▶ **TASK INPUTS**
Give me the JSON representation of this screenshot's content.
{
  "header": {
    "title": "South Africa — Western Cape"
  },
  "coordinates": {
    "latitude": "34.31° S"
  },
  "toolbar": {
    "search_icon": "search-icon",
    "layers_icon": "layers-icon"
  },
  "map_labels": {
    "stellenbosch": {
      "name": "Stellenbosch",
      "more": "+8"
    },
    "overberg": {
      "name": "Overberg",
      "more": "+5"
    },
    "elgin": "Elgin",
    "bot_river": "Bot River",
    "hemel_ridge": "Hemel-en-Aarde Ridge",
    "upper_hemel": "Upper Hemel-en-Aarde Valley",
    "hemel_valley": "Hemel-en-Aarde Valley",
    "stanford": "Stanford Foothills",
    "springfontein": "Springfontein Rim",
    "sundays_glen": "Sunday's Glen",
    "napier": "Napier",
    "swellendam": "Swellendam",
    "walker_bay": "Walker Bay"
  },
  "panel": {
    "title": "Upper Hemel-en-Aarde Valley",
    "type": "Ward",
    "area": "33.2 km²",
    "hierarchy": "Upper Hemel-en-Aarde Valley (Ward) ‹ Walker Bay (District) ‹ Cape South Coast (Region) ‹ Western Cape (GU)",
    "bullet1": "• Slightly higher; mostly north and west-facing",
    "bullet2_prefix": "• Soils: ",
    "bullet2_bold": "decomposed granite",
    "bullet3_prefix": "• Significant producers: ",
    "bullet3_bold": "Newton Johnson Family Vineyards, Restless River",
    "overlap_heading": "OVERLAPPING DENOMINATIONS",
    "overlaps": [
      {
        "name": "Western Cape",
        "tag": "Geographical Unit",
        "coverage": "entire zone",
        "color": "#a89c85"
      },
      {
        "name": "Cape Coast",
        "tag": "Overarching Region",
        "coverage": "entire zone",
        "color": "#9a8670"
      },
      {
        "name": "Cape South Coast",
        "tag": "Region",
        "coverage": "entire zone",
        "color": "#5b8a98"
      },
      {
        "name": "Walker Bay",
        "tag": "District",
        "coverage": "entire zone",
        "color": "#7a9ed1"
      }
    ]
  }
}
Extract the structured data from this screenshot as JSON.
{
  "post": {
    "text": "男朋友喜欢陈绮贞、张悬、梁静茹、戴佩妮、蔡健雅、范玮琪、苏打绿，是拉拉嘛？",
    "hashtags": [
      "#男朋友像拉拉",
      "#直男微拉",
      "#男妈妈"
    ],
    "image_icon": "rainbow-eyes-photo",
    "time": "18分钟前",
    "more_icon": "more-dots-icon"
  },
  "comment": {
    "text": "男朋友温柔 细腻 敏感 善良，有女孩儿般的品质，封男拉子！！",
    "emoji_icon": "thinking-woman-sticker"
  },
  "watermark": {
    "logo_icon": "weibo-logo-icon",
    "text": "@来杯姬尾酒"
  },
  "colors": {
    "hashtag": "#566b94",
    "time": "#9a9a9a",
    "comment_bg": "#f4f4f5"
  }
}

▶ **WHAT YOU WILL DO**
Only the lines from the one containing "Extract the structured" to the end of the records should be repeated, exactly as they appear.

▶ **RESULT**
Extract the structured data from this screenshot as JSON.
{
  "post": {
    "text": "男朋友喜欢陈绮贞、张悬、梁静茹、戴佩妮、蔡健雅、范玮琪、苏打绿，是拉拉嘛？",
    "hashtags": [
      "#男朋友像拉拉",
      "#直男微拉",
      "#男妈妈"
    ],
    "image_icon": "rainbow-eyes-photo",
    "time": "18分钟前",
    "more_icon": "more-dots-icon"
  },
  "comment": {
    "text": "男朋友温柔 细腻 敏感 善良，有女孩儿般的品质，封男拉子！！",
    "emoji_icon": "thinking-woman-sticker"
  },
  "watermark": {
    "logo_icon": "weibo-logo-icon",
    "text": "@来杯姬尾酒"
  },
  "colors": {
    "hashtag": "#566b94",
    "time": "#9a9a9a",
    "comment_bg": "#f4f4f5"
  }
}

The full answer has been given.